Write out all lines holding the word "Ibrahim".

Dataset items
——

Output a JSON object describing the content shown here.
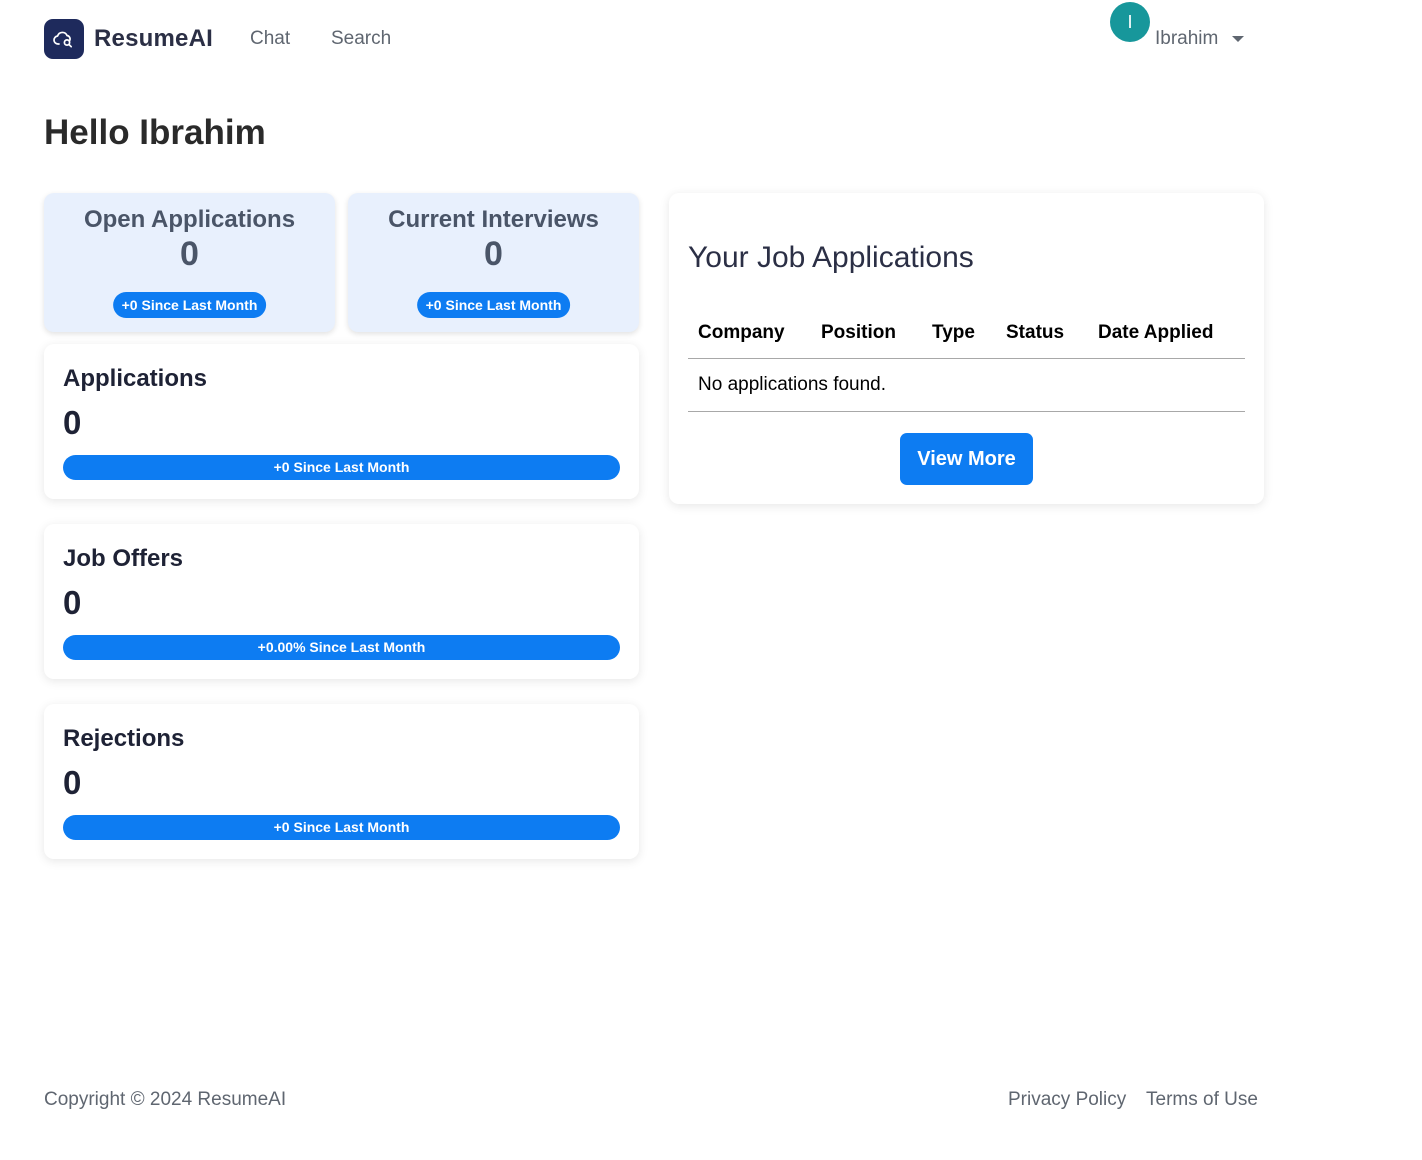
{
  "brand": {
    "name": "ResumeAI",
    "logo_icon": "cloud-search-icon",
    "logo_color": "#1e2a5c"
  },
  "nav": {
    "chat": "Chat",
    "search": "Search"
  },
  "user": {
    "initial": "I",
    "name": "Ibrahim",
    "avatar_color": "#17979b"
  },
  "greeting": "Hello Ibrahim",
  "tiles": {
    "open_applications": {
      "title": "Open Applications",
      "value": "0",
      "badge": "+0 Since Last Month"
    },
    "current_interviews": {
      "title": "Current Interviews",
      "value": "0",
      "badge": "+0 Since Last Month"
    }
  },
  "metrics": {
    "applications": {
      "title": "Applications",
      "value": "0",
      "bar_label": "+0 Since Last Month"
    },
    "job_offers": {
      "title": "Job Offers",
      "value": "0",
      "bar_label": "+0.00% Since Last Month"
    },
    "rejections": {
      "title": "Rejections",
      "value": "0",
      "bar_label": "+0 Since Last Month"
    }
  },
  "job_applications": {
    "title": "Your Job Applications",
    "columns": [
      "Company",
      "Position",
      "Type",
      "Status",
      "Date Applied"
    ],
    "empty_message": "No applications found.",
    "view_more": "View More"
  },
  "footer": {
    "copyright": "Copyright © 2024 ResumeAI",
    "privacy": "Privacy Policy",
    "terms": "Terms of Use"
  },
  "colors": {
    "accent": "#0d7cf2",
    "tile_background": "#e8f0fd"
  }
}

——

* **Solution for this exercise**
    "name": "Ibrahim",
  "greeting": "Hello Ibrahim",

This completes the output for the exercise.